WORK TO BE COMPLETED » Copy out all the lines where "text" shows up.

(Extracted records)

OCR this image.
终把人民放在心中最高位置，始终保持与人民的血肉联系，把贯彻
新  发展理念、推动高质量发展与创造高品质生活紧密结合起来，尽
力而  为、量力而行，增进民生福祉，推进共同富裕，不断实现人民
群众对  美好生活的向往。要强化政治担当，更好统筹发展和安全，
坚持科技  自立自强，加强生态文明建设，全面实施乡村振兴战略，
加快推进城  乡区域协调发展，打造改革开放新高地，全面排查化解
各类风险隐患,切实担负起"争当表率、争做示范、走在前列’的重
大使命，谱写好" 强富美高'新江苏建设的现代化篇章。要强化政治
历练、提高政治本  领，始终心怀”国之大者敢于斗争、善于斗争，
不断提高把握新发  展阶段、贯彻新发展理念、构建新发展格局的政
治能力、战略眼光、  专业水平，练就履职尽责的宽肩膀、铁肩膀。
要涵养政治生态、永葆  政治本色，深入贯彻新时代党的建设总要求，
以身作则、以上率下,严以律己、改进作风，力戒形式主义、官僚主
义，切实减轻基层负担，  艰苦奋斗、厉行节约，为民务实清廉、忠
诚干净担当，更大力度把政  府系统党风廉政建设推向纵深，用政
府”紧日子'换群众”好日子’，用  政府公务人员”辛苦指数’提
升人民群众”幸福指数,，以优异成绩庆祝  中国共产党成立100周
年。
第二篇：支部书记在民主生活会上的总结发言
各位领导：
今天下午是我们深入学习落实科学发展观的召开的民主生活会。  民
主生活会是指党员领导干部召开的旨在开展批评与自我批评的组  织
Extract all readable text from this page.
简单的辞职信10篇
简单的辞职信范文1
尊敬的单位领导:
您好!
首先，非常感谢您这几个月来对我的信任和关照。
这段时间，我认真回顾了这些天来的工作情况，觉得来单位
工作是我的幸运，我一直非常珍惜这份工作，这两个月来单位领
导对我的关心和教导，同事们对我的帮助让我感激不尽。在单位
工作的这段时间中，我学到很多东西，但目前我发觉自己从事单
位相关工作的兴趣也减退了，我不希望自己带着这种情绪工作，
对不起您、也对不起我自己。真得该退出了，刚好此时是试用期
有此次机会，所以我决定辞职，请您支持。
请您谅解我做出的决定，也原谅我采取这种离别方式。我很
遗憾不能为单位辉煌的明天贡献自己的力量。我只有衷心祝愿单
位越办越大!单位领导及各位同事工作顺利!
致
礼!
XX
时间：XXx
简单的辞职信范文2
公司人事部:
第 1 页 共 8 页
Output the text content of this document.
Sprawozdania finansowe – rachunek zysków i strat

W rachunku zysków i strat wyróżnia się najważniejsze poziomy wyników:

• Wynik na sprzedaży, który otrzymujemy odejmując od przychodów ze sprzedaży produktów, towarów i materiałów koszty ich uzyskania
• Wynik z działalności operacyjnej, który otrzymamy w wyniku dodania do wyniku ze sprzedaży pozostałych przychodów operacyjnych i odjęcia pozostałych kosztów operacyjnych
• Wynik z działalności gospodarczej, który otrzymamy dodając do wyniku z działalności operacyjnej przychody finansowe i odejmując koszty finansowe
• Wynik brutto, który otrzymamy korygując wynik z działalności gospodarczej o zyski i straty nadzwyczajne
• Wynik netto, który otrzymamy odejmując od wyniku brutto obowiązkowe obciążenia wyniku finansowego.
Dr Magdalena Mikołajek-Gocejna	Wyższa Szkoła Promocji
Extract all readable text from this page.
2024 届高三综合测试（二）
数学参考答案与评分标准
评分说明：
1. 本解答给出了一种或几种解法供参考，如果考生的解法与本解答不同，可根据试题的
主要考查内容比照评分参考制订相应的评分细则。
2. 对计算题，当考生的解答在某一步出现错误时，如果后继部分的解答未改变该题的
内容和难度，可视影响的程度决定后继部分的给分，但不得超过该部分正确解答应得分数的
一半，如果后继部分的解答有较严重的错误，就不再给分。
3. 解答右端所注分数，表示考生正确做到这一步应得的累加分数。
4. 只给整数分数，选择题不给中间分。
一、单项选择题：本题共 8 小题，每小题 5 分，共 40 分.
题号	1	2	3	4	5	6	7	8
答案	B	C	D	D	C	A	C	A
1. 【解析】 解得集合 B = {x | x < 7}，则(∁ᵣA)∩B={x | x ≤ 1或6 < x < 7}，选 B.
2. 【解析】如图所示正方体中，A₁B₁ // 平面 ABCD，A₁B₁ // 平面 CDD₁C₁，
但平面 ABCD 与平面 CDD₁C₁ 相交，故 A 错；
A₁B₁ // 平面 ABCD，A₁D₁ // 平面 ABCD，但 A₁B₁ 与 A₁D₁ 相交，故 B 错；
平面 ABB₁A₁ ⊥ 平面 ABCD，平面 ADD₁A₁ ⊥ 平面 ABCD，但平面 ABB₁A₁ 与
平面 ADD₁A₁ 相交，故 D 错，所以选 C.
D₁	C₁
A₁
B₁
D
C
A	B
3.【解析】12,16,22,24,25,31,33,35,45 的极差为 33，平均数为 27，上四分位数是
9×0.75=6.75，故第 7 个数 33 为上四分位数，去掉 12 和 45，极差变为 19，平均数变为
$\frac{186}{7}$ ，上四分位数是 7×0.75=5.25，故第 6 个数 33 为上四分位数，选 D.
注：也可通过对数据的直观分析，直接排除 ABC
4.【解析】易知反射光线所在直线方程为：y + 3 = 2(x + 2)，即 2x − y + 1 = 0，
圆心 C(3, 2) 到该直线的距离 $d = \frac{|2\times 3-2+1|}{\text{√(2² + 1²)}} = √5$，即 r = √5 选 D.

RESULT FOR THIS EXERCISE »
Extract all readable text from this page.
Output the text content of this document.
Extract all readable text from this page.
圆心 C(3, 2) 到该直线的距离 $d = \frac{|2\times 3-2+1|}{\text{√(2² + 1²)}} = √5$，即 r = √5 选 D.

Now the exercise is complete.